(Recorded data)
--------------------

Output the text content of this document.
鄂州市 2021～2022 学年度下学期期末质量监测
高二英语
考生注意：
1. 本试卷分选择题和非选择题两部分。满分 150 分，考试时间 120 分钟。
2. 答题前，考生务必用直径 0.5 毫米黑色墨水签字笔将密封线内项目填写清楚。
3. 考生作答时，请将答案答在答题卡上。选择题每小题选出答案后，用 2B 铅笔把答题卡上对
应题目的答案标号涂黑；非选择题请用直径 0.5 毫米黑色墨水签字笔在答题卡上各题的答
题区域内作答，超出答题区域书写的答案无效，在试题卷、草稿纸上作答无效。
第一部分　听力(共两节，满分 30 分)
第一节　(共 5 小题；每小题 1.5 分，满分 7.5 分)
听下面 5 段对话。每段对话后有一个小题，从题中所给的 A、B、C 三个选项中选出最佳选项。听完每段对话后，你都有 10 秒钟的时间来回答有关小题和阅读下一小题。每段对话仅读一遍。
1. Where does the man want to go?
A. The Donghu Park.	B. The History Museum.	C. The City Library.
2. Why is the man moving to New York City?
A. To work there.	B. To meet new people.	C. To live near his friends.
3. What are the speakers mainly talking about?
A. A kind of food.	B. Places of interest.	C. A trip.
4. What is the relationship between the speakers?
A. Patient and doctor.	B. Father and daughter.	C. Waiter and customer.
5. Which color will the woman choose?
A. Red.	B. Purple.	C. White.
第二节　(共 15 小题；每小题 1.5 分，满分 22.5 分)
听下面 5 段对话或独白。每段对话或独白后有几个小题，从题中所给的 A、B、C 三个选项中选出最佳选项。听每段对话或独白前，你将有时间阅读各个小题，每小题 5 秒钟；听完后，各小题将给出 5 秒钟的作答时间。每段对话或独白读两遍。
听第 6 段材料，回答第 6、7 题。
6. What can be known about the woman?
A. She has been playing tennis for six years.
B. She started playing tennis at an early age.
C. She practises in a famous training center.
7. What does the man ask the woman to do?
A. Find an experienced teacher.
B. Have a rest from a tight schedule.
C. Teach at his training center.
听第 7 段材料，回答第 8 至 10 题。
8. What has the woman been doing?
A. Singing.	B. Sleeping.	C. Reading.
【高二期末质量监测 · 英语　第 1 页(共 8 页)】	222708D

--------------------

## Problem description
Go through the listing and print each line exactly as it appears.

## Response to the task
Output the text content of this document.
鄂州市 2021～2022 学年度下学期期末质量监测
高二英语
考生注意：
1. 本试卷分选择题和非选择题两部分。满分 150 分，考试时间 120 分钟。
2. 答题前，考生务必用直径 0.5 毫米黑色墨水签字笔将密封线内项目填写清楚。
3. 考生作答时，请将答案答在答题卡上。选择题每小题选出答案后，用 2B 铅笔把答题卡上对
应题目的答案标号涂黑；非选择题请用直径 0.5 毫米黑色墨水签字笔在答题卡上各题的答
题区域内作答，超出答题区域书写的答案无效，在试题卷、草稿纸上作答无效。
第一部分　听力(共两节，满分 30 分)
第一节　(共 5 小题；每小题 1.5 分，满分 7.5 分)
听下面 5 段对话。每段对话后有一个小题，从题中所给的 A、B、C 三个选项中选出最佳选项。听完每段对话后，你都有 10 秒钟的时间来回答有关小题和阅读下一小题。每段对话仅读一遍。
1. Where does the man want to go?
A. The Donghu Park.	B. The History Museum.	C. The City Library.
2. Why is the man moving to New York City?
A. To work there.	B. To meet new people.	C. To live near his friends.
3. What are the speakers mainly talking about?
A. A kind of food.	B. Places of interest.	C. A trip.
4. What is the relationship between the speakers?
A. Patient and doctor.	B. Father and daughter.	C. Waiter and customer.
5. Which color will the woman choose?
A. Red.	B. Purple.	C. White.
第二节　(共 15 小题；每小题 1.5 分，满分 22.5 分)
听下面 5 段对话或独白。每段对话或独白后有几个小题，从题中所给的 A、B、C 三个选项中选出最佳选项。听每段对话或独白前，你将有时间阅读各个小题，每小题 5 秒钟；听完后，各小题将给出 5 秒钟的作答时间。每段对话或独白读两遍。
听第 6 段材料，回答第 6、7 题。
6. What can be known about the woman?
A. She has been playing tennis for six years.
B. She started playing tennis at an early age.
C. She practises in a famous training center.
7. What does the man ask the woman to do?
A. Find an experienced teacher.
B. Have a rest from a tight schedule.
C. Teach at his training center.
听第 7 段材料，回答第 8 至 10 题。
8. What has the woman been doing?
A. Singing.	B. Sleeping.	C. Reading.
【高二期末质量监测 · 英语　第 1 页(共 8 页)】	222708D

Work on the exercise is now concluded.